• _AIM OF THE TASK_: Send back the entries below exactly as they appear.

Figure data in JSON
— Begin —

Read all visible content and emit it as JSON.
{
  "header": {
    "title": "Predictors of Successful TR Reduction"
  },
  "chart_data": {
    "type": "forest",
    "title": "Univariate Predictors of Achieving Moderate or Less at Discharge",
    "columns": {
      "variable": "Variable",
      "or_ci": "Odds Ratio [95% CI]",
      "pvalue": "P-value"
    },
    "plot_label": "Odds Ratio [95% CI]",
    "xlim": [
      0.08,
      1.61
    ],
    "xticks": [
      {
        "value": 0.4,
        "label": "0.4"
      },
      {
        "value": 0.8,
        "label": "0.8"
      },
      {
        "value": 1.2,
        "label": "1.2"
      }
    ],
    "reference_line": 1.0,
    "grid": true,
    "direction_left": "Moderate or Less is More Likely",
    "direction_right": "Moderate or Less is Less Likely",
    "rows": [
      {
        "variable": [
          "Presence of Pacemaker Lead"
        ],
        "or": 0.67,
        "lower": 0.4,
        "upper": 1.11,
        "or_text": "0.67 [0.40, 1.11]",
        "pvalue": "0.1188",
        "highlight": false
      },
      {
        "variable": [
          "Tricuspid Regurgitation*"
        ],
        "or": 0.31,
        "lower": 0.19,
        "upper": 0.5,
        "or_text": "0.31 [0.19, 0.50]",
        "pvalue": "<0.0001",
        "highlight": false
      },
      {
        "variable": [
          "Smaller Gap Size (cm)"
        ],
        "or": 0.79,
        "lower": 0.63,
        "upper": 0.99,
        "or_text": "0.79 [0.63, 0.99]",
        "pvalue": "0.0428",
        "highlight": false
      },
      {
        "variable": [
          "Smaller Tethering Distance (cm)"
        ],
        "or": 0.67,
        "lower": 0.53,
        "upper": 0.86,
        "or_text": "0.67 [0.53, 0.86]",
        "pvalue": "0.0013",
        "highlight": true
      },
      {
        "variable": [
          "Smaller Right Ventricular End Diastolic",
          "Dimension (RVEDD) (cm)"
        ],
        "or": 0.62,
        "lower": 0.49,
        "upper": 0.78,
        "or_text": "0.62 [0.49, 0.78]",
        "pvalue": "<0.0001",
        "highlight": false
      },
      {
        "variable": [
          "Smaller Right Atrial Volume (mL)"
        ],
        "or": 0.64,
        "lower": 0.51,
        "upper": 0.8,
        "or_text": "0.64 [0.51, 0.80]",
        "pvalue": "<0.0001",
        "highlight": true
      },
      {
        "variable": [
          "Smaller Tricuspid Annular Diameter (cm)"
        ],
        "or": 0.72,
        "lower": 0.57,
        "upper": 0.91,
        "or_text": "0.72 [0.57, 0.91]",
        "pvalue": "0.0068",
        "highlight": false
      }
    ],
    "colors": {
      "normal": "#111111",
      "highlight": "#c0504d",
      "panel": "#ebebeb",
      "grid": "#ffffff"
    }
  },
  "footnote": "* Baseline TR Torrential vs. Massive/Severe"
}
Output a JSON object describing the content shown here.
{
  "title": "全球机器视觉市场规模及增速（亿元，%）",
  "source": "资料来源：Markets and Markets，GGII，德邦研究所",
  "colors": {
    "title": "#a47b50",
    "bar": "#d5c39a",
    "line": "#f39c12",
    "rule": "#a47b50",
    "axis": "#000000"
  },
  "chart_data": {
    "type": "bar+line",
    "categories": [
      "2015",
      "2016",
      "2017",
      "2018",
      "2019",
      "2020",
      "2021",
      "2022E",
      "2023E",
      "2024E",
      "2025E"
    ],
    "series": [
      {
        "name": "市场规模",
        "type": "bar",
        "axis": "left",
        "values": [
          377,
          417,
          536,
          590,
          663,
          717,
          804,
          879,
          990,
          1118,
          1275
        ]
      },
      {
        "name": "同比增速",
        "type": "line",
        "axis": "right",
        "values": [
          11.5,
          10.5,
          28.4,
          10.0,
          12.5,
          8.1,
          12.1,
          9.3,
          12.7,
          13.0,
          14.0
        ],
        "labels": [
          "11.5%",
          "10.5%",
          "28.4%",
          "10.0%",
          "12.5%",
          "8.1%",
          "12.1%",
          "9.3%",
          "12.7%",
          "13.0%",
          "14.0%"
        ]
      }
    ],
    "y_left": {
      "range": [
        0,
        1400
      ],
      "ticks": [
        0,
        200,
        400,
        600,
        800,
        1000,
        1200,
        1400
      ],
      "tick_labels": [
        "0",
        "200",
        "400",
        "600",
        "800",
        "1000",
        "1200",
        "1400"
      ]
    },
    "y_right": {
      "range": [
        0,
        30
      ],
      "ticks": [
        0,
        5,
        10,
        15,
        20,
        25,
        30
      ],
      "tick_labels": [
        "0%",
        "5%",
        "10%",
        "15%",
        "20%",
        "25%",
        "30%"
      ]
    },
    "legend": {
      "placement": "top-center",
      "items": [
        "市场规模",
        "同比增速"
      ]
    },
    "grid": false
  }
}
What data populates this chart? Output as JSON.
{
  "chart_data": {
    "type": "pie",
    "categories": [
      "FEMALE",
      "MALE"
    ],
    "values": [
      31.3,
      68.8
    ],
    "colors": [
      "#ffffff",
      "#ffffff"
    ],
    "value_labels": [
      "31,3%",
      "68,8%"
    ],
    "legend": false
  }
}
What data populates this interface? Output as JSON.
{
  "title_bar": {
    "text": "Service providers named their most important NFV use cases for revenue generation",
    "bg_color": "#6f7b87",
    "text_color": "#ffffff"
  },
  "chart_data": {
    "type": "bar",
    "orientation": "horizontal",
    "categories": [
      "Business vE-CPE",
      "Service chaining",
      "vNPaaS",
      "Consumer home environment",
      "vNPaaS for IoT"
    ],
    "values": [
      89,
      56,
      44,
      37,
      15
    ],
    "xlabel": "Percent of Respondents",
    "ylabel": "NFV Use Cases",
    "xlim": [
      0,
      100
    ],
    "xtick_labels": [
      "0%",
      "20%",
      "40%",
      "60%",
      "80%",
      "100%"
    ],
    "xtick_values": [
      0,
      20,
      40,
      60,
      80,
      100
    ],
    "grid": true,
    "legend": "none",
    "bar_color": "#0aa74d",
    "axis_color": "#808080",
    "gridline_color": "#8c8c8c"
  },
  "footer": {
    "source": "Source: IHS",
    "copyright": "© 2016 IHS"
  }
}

— End —

• _WRITTEN ANSWER_:
Read all visible content and emit it as JSON.
{
  "header": {
    "title": "Predictors of Successful TR Reduction"
  },
  "chart_data": {
    "type": "forest",
    "title": "Univariate Predictors of Achieving Moderate or Less at Discharge",
    "columns": {
      "variable": "Variable",
      "or_ci": "Odds Ratio [95% CI]",
      "pvalue": "P-value"
    },
    "plot_label": "Odds Ratio [95% CI]",
    "xlim": [
      0.08,
      1.61
    ],
    "xticks": [
      {
        "value": 0.4,
        "label": "0.4"
      },
      {
        "value": 0.8,
        "label": "0.8"
      },
      {
        "value": 1.2,
        "label": "1.2"
      }
    ],
    "reference_line": 1.0,
    "grid": true,
    "direction_left": "Moderate or Less is More Likely",
    "direction_right": "Moderate or Less is Less Likely",
    "rows": [
      {
        "variable": [
          "Presence of Pacemaker Lead"
        ],
        "or": 0.67,
        "lower": 0.4,
        "upper": 1.11,
        "or_text": "0.67 [0.40, 1.11]",
        "pvalue": "0.1188",
        "highlight": false
      },
      {
        "variable": [
          "Tricuspid Regurgitation*"
        ],
        "or": 0.31,
        "lower": 0.19,
        "upper": 0.5,
        "or_text": "0.31 [0.19, 0.50]",
        "pvalue": "<0.0001",
        "highlight": false
      },
      {
        "variable": [
          "Smaller Gap Size (cm)"
        ],
        "or": 0.79,
        "lower": 0.63,
        "upper": 0.99,
        "or_text": "0.79 [0.63, 0.99]",
        "pvalue": "0.0428",
        "highlight": false
      },
      {
        "variable": [
          "Smaller Tethering Distance (cm)"
        ],
        "or": 0.67,
        "lower": 0.53,
        "upper": 0.86,
        "or_text": "0.67 [0.53, 0.86]",
        "pvalue": "0.0013",
        "highlight": true
      },
      {
        "variable": [
          "Smaller Right Ventricular End Diastolic",
          "Dimension (RVEDD) (cm)"
        ],
        "or": 0.62,
        "lower": 0.49,
        "upper": 0.78,
        "or_text": "0.62 [0.49, 0.78]",
        "pvalue": "<0.0001",
        "highlight": false
      },
      {
        "variable": [
          "Smaller Right Atrial Volume (mL)"
        ],
        "or": 0.64,
        "lower": 0.51,
        "upper": 0.8,
        "or_text": "0.64 [0.51, 0.80]",
        "pvalue": "<0.0001",
        "highlight": true
      },
      {
        "variable": [
          "Smaller Tricuspid Annular Diameter (cm)"
        ],
        "or": 0.72,
        "lower": 0.57,
        "upper": 0.91,
        "or_text": "0.72 [0.57, 0.91]",
        "pvalue": "0.0068",
        "highlight": false
      }
    ],
    "colors": {
      "normal": "#111111",
      "highlight": "#c0504d",
      "panel": "#ebebeb",
      "grid": "#ffffff"
    }
  },
  "footnote": "* Baseline TR Torrential vs. Massive/Severe"
}
Output a JSON object describing the content shown here.
{
  "title": "全球机器视觉市场规模及增速（亿元，%）",
  "source": "资料来源：Markets and Markets，GGII，德邦研究所",
  "colors": {
    "title": "#a47b50",
    "bar": "#d5c39a",
    "line": "#f39c12",
    "rule": "#a47b50",
    "axis": "#000000"
  },
  "chart_data": {
    "type": "bar+line",
    "categories": [
      "2015",
      "2016",
      "2017",
      "2018",
      "2019",
      "2020",
      "2021",
      "2022E",
      "2023E",
      "2024E",
      "2025E"
    ],
    "series": [
      {
        "name": "市场规模",
        "type": "bar",
        "axis": "left",
        "values": [
          377,
          417,
          536,
          590,
          663,
          717,
          804,
          879,
          990,
          1118,
          1275
        ]
      },
      {
        "name": "同比增速",
        "type": "line",
        "axis": "right",
        "values": [
          11.5,
          10.5,
          28.4,
          10.0,
          12.5,
          8.1,
          12.1,
          9.3,
          12.7,
          13.0,
          14.0
        ],
        "labels": [
          "11.5%",
          "10.5%",
          "28.4%",
          "10.0%",
          "12.5%",
          "8.1%",
          "12.1%",
          "9.3%",
          "12.7%",
          "13.0%",
          "14.0%"
        ]
      }
    ],
    "y_left": {
      "range": [
        0,
        1400
      ],
      "ticks": [
        0,
        200,
        400,
        600,
        800,
        1000,
        1200,
        1400
      ],
      "tick_labels": [
        "0",
        "200",
        "400",
        "600",
        "800",
        "1000",
        "1200",
        "1400"
      ]
    },
    "y_right": {
      "range": [
        0,
        30
      ],
      "ticks": [
        0,
        5,
        10,
        15,
        20,
        25,
        30
      ],
      "tick_labels": [
        "0%",
        "5%",
        "10%",
        "15%",
        "20%",
        "25%",
        "30%"
      ]
    },
    "legend": {
      "placement": "top-center",
      "items": [
        "市场规模",
        "同比增速"
      ]
    },
    "grid": false
  }
}
What data populates this chart? Output as JSON.
{
  "chart_data": {
    "type": "pie",
    "categories": [
      "FEMALE",
      "MALE"
    ],
    "values": [
      31.3,
      68.8
    ],
    "colors": [
      "#ffffff",
      "#ffffff"
    ],
    "value_labels": [
      "31,3%",
      "68,8%"
    ],
    "legend": false
  }
}
What data populates this interface? Output as JSON.
{
  "title_bar": {
    "text": "Service providers named their most important NFV use cases for revenue generation",
    "bg_color": "#6f7b87",
    "text_color": "#ffffff"
  },
  "chart_data": {
    "type": "bar",
    "orientation": "horizontal",
    "categories": [
      "Business vE-CPE",
      "Service chaining",
      "vNPaaS",
      "Consumer home environment",
      "vNPaaS for IoT"
    ],
    "values": [
      89,
      56,
      44,
      37,
      15
    ],
    "xlabel": "Percent of Respondents",
    "ylabel": "NFV Use Cases",
    "xlim": [
      0,
      100
    ],
    "xtick_labels": [
      "0%",
      "20%",
      "40%",
      "60%",
      "80%",
      "100%"
    ],
    "xtick_values": [
      0,
      20,
      40,
      60,
      80,
      100
    ],
    "grid": true,
    "legend": "none",
    "bar_color": "#0aa74d",
    "axis_color": "#808080",
    "gridline_color": "#8c8c8c"
  },
  "footer": {
    "source": "Source: IHS",
    "copyright": "© 2016 IHS"
  }
}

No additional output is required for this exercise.